Extracted data entries:
========================================
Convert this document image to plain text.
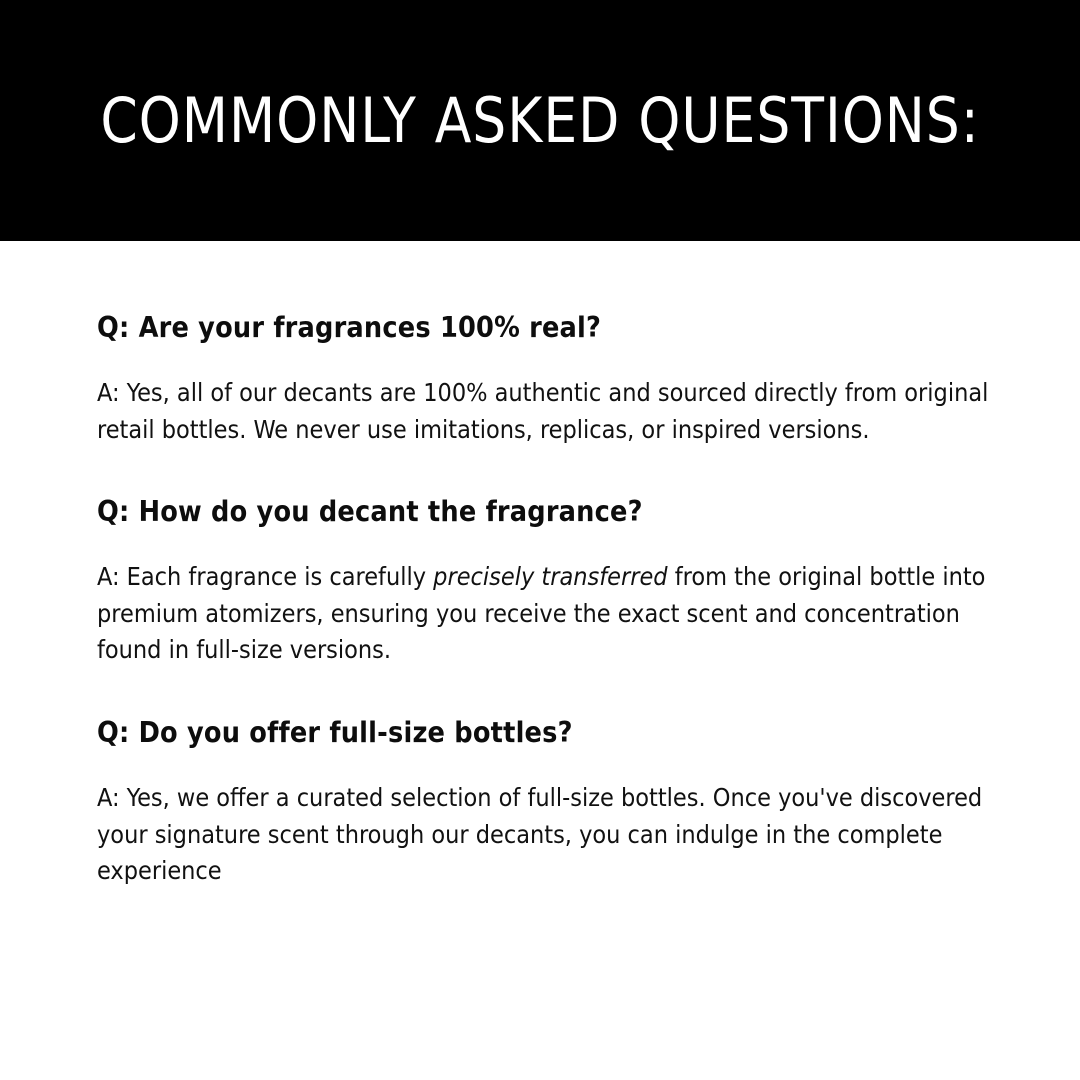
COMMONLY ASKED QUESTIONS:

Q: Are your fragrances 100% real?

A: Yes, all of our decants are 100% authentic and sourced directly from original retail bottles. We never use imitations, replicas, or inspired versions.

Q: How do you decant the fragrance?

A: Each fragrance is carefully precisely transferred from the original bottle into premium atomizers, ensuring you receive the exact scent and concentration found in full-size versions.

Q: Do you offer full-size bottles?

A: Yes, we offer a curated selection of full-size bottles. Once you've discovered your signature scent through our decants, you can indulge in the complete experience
========================================
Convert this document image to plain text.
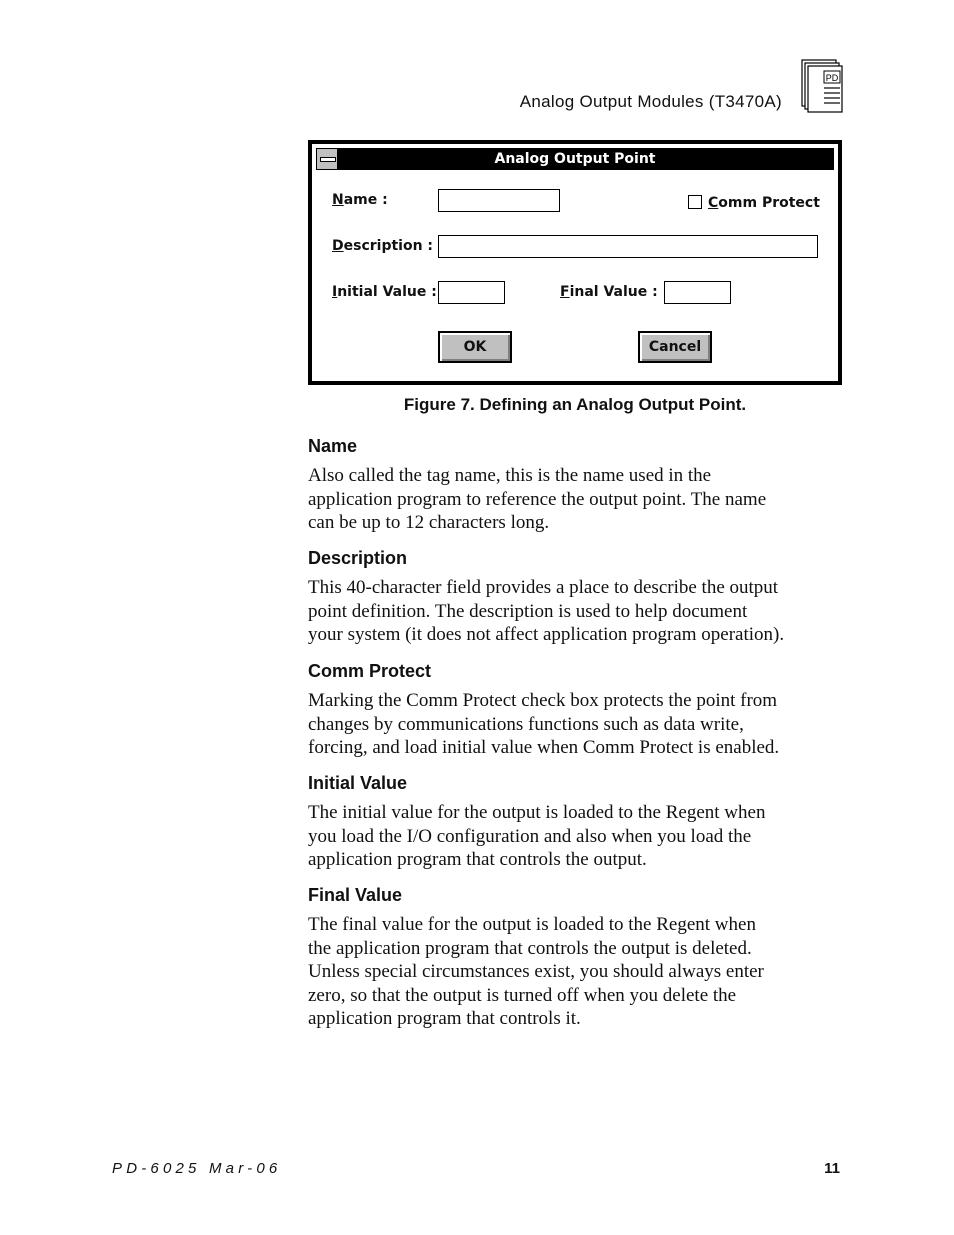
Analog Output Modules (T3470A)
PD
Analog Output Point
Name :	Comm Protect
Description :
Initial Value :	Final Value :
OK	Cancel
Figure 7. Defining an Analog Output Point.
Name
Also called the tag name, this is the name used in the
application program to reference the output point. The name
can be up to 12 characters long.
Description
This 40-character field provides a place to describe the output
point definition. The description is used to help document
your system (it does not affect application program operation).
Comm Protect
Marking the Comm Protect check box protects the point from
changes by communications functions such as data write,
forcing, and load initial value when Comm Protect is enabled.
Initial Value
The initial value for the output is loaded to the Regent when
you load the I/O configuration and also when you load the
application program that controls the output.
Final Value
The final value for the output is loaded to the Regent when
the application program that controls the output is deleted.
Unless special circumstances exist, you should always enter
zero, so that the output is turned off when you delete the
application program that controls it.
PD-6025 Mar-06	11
========================================
* Task to carry out *
Gather every line from the entries above where the word "that" appears, and copy them.

* Full response *
application program that controls the output.
the application program that controls the output is deleted.
zero, so that the output is turned off when you delete the
application program that controls it.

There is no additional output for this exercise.